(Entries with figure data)

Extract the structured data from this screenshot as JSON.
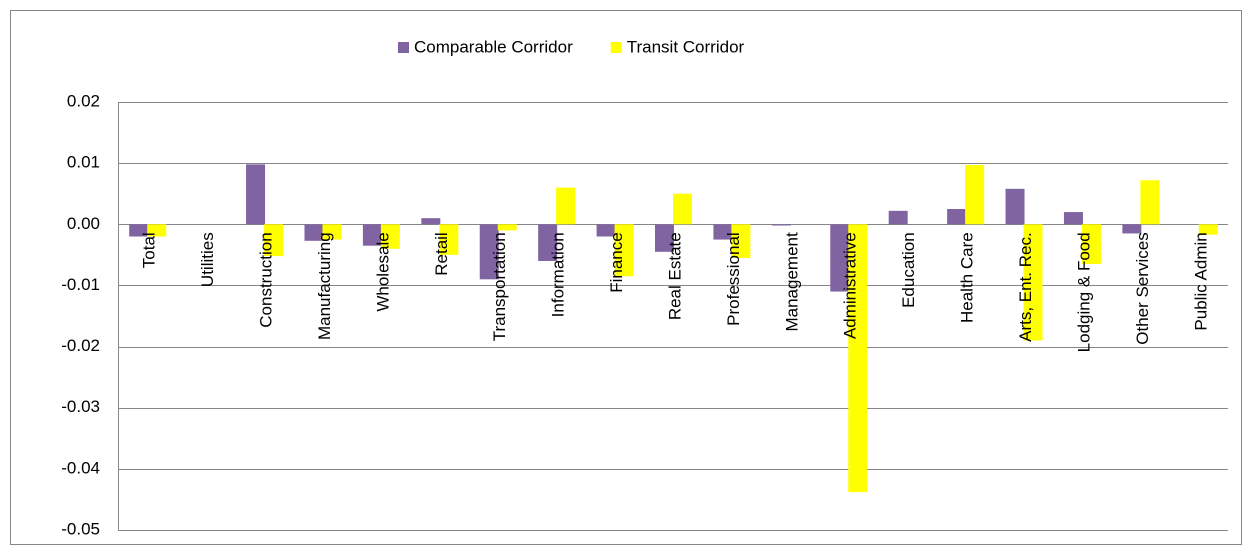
{
  "chart_data": {
    "type": "bar",
    "categories": [
      "Total",
      "Utilities",
      "Construction",
      "Manufacturing",
      "Wholesale",
      "Retail",
      "Transportation",
      "Information",
      "Finance",
      "Real Estate",
      "Professional",
      "Management",
      "Administrative",
      "Education",
      "Health Care",
      "Arts, Ent. Rec.",
      "Lodging & Food",
      "Other Services",
      "Public Admin"
    ],
    "series": [
      {
        "name": "Comparable Corridor",
        "color": "#8064a2",
        "values": [
          -0.002,
          0,
          0.0098,
          -0.0027,
          -0.0035,
          0.001,
          -0.009,
          -0.006,
          -0.002,
          -0.0045,
          -0.0025,
          -0.0002,
          -0.011,
          0.0022,
          0.0025,
          0.0058,
          0.002,
          -0.0015,
          0
        ]
      },
      {
        "name": "Transit Corridor",
        "color": "#ffff00",
        "values": [
          -0.002,
          0,
          -0.0052,
          -0.0025,
          -0.004,
          -0.005,
          -0.001,
          0.006,
          -0.0085,
          0.005,
          -0.0055,
          0,
          -0.0438,
          0,
          0.0097,
          -0.019,
          -0.0065,
          0.0072,
          -0.0017
        ]
      }
    ],
    "ylim": [
      -0.05,
      0.02
    ],
    "yticks": [
      0.02,
      0.01,
      {
        "value": 0,
        "label": "0.00"
      },
      -0.01,
      -0.02,
      -0.03,
      -0.04,
      -0.05
    ],
    "grid": true,
    "legend": "top"
  }
}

*What is being asked*:
What comes back should match the records exactly, minus any pictures.

*Output for this exercise*:
Extract the structured data from this screenshot as JSON.
{
  "chart_data": {
    "type": "bar",
    "categories": [
      "Total",
      "Utilities",
      "Construction",
      "Manufacturing",
      "Wholesale",
      "Retail",
      "Transportation",
      "Information",
      "Finance",
      "Real Estate",
      "Professional",
      "Management",
      "Administrative",
      "Education",
      "Health Care",
      "Arts, Ent. Rec.",
      "Lodging & Food",
      "Other Services",
      "Public Admin"
    ],
    "series": [
      {
        "name": "Comparable Corridor",
        "color": "#8064a2",
        "values": [
          -0.002,
          0,
          0.0098,
          -0.0027,
          -0.0035,
          0.001,
          -0.009,
          -0.006,
          -0.002,
          -0.0045,
          -0.0025,
          -0.0002,
          -0.011,
          0.0022,
          0.0025,
          0.0058,
          0.002,
          -0.0015,
          0
        ]
      },
      {
        "name": "Transit Corridor",
        "color": "#ffff00",
        "values": [
          -0.002,
          0,
          -0.0052,
          -0.0025,
          -0.004,
          -0.005,
          -0.001,
          0.006,
          -0.0085,
          0.005,
          -0.0055,
          0,
          -0.0438,
          0,
          0.0097,
          -0.019,
          -0.0065,
          0.0072,
          -0.0017
        ]
      }
    ],
    "ylim": [
      -0.05,
      0.02
    ],
    "yticks": [
      0.02,
      0.01,
      {
        "value": 0,
        "label": "0.00"
      },
      -0.01,
      -0.02,
      -0.03,
      -0.04,
      -0.05
    ],
    "grid": true,
    "legend": "top"
  }
}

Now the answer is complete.